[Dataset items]
>> begin

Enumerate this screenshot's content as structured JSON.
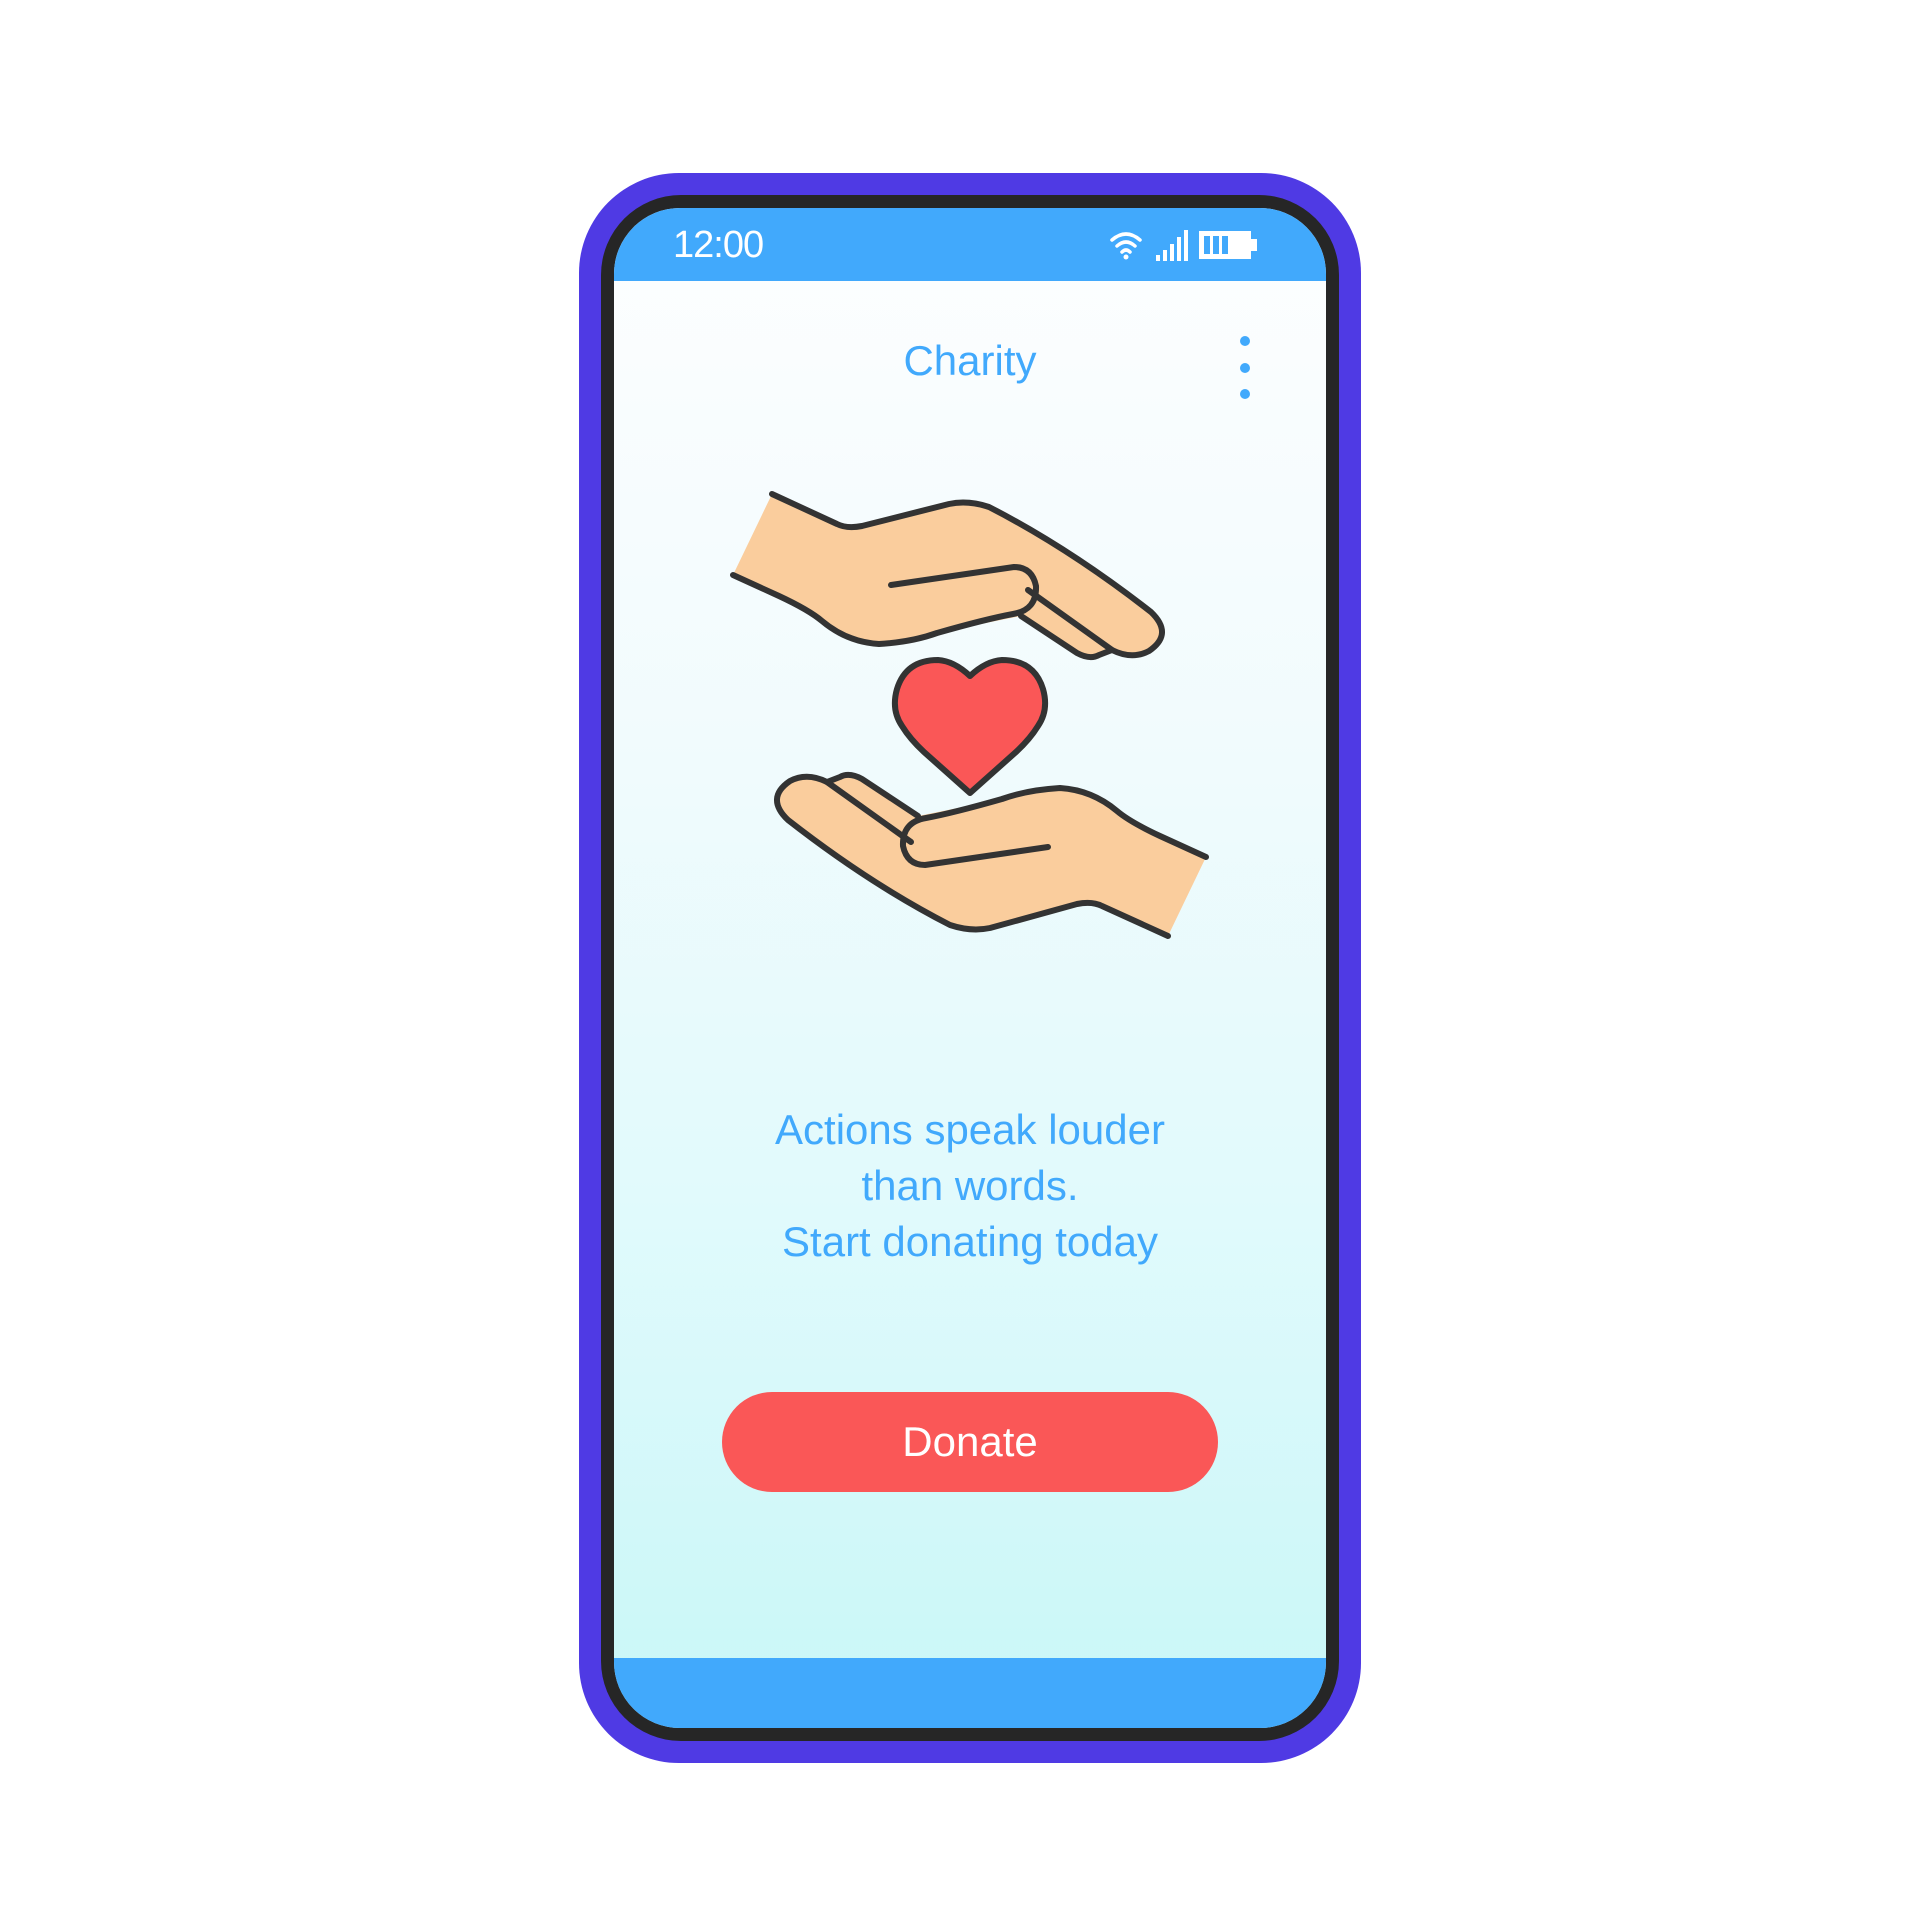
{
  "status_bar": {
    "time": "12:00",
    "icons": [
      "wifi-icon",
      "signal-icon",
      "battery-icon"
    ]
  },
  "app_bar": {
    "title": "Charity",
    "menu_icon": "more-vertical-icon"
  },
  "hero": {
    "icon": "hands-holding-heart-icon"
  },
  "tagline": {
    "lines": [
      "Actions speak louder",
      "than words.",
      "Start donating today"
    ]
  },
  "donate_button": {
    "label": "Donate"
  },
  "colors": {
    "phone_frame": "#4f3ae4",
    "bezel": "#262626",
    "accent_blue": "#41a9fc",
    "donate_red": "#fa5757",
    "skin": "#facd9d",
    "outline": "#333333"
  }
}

>> end

SET EXERCISE: Without including any pictures, print each record exactly.

COMPLETE RESPONSE:
Enumerate this screenshot's content as structured JSON.
{
  "status_bar": {
    "time": "12:00",
    "icons": [
      "wifi-icon",
      "signal-icon",
      "battery-icon"
    ]
  },
  "app_bar": {
    "title": "Charity",
    "menu_icon": "more-vertical-icon"
  },
  "hero": {
    "icon": "hands-holding-heart-icon"
  },
  "tagline": {
    "lines": [
      "Actions speak louder",
      "than words.",
      "Start donating today"
    ]
  },
  "donate_button": {
    "label": "Donate"
  },
  "colors": {
    "phone_frame": "#4f3ae4",
    "bezel": "#262626",
    "accent_blue": "#41a9fc",
    "donate_red": "#fa5757",
    "skin": "#facd9d",
    "outline": "#333333"
  }
}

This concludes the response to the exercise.